▶ [The task]:
Turn the stretch of the listing below, from its first line through the line containing "cell-C2[interactable]: First bbox=[253, 202, 365, 222]", into a Markdown table with the columns Row and Line. Number each row and leave out any blank lines.

▶ [Records provided]:
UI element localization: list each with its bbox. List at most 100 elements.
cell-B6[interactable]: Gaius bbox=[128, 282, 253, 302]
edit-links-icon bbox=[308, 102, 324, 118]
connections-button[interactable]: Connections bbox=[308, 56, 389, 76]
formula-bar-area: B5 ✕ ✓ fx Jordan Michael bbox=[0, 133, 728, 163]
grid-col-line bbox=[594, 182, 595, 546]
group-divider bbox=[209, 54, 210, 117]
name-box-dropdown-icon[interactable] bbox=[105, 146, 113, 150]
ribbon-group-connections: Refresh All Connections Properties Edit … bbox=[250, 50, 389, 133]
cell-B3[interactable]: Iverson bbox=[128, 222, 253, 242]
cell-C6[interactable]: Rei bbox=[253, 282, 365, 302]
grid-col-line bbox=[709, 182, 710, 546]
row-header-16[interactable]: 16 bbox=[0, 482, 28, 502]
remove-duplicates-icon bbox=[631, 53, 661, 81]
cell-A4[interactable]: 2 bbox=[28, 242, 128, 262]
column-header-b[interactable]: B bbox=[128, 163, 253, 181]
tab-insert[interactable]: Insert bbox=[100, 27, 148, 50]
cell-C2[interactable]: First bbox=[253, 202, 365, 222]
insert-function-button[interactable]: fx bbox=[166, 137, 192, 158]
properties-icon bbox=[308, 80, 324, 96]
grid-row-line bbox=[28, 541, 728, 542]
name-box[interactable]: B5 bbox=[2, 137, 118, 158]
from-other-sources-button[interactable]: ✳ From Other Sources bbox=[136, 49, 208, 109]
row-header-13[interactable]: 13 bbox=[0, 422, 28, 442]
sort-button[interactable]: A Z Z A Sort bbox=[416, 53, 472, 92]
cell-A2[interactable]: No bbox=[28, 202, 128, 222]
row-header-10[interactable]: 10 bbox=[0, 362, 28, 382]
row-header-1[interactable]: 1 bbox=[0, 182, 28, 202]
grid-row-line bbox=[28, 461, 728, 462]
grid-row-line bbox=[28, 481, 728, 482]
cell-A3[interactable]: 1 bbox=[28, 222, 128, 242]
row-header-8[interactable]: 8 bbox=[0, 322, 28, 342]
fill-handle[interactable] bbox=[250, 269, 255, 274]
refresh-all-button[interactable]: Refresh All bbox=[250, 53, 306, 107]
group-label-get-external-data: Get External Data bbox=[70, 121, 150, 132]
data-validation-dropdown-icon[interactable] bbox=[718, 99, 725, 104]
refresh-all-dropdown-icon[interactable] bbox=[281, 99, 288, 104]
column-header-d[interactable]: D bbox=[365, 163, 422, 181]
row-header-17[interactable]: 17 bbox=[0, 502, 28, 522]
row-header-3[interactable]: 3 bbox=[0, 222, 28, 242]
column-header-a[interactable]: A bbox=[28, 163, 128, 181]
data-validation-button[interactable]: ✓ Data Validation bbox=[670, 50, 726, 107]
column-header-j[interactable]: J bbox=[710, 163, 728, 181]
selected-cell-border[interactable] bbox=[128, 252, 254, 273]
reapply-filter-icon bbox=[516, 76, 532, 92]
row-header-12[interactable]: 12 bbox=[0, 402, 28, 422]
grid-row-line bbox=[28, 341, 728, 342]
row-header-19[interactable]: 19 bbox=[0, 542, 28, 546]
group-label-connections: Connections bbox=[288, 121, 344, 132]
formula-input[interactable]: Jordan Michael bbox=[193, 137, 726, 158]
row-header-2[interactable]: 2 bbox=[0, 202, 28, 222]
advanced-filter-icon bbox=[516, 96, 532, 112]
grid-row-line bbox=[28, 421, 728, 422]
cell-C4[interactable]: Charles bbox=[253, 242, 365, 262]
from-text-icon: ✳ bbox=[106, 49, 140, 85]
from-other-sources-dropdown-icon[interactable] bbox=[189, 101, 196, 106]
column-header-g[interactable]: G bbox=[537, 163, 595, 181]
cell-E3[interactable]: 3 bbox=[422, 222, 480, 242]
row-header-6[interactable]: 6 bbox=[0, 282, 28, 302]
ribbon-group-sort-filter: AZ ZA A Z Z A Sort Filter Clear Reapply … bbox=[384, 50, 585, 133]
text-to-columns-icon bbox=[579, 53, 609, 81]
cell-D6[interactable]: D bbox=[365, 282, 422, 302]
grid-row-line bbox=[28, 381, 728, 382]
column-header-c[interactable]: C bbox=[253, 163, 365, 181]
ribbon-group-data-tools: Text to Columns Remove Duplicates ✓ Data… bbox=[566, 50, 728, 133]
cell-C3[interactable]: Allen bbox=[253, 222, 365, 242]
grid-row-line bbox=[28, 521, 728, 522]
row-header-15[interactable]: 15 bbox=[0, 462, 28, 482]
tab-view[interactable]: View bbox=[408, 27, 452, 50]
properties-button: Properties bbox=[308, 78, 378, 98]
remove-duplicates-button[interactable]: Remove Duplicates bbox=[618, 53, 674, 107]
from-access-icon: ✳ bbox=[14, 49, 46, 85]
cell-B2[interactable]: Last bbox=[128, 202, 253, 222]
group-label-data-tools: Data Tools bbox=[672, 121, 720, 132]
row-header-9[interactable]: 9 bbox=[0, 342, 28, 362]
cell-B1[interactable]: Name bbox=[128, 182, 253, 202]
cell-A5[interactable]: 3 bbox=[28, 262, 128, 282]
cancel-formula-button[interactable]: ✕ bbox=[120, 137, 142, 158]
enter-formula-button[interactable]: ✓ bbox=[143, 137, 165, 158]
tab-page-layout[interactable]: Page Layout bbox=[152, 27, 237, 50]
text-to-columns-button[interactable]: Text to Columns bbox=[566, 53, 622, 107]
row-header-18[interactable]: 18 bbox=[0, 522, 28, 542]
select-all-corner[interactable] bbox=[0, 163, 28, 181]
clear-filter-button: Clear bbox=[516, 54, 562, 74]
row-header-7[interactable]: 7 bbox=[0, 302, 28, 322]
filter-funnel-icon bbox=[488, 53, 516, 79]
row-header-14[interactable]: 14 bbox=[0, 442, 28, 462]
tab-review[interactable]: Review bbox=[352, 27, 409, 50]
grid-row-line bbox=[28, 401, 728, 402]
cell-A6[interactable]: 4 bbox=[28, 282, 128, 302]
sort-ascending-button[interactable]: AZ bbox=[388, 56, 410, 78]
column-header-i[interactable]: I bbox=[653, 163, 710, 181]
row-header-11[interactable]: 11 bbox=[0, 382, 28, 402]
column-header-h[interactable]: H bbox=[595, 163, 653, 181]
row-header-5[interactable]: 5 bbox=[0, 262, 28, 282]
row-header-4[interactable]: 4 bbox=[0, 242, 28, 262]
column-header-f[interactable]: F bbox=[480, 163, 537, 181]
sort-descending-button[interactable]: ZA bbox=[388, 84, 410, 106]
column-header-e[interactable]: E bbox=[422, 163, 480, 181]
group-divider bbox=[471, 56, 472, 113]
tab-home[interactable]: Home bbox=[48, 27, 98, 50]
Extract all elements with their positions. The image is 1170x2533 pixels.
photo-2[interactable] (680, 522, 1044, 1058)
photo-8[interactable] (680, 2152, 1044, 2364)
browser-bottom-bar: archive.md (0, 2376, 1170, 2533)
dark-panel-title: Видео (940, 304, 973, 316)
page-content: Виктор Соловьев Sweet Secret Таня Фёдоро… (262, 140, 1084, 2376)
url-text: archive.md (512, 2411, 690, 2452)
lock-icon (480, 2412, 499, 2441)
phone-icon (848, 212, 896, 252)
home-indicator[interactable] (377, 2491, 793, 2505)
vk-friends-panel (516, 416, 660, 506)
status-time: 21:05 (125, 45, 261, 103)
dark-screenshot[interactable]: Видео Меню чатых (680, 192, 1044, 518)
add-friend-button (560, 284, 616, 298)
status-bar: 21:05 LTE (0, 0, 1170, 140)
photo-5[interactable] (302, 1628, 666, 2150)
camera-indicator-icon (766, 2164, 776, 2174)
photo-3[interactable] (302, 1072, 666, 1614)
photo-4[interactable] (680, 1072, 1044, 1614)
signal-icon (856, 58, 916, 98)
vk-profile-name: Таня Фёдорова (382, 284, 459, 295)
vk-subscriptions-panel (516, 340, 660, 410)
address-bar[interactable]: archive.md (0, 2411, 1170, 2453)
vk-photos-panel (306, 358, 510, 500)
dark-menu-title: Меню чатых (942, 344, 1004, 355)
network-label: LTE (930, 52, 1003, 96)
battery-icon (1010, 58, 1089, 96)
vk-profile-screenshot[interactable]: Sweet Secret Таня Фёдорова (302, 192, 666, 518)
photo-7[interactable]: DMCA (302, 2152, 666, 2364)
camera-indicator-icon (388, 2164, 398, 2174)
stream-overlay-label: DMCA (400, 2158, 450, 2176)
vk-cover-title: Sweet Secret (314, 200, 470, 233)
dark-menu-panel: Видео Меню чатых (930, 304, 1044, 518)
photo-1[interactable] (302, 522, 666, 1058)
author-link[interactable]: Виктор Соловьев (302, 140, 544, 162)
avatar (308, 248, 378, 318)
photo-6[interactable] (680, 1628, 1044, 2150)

▶ [Solved problem]:
| Row | Line |
|---|---|
| 1 | UI element localization: list each with its bbox. List at most 100 elements. |
| 2 | cell-B6[interactable]: Gaius bbox=[128, 282, 253, 302] |
| 3 | edit-links-icon bbox=[308, 102, 324, 118] |
| 4 | connections-button[interactable]: Connections bbox=[308, 56, 389, 76] |
| 5 | formula-bar-area: B5 ✕ ✓ fx Jordan Michael bbox=[0, 133, 728, 163] |
| 6 | grid-col-line bbox=[594, 182, 595, 546] |
| 7 | group-divider bbox=[209, 54, 210, 117] |
| 8 | name-box-dropdown-icon[interactable] bbox=[105, 146, 113, 150] |
| 9 | ribbon-group-connections: Refresh All Connections Properties Edit … bbox=[250, 50, 389, 133] |
| 10 | cell-B3[interactable]: Iverson bbox=[128, 222, 253, 242] |
| 11 | cell-C6[interactable]: Rei bbox=[253, 282, 365, 302] |
| 12 | grid-col-line bbox=[709, 182, 710, 546] |
| 13 | row-header-16[interactable]: 16 bbox=[0, 482, 28, 502] |
| 14 | remove-duplicates-icon bbox=[631, 53, 661, 81] |
| 15 | cell-A4[interactable]: 2 bbox=[28, 242, 128, 262] |
| 16 | column-header-b[interactable]: B bbox=[128, 163, 253, 181] |
| 17 | tab-insert[interactable]: Insert bbox=[100, 27, 148, 50] |
| 18 | cell-C2[interactable]: First bbox=[253, 202, 365, 222] |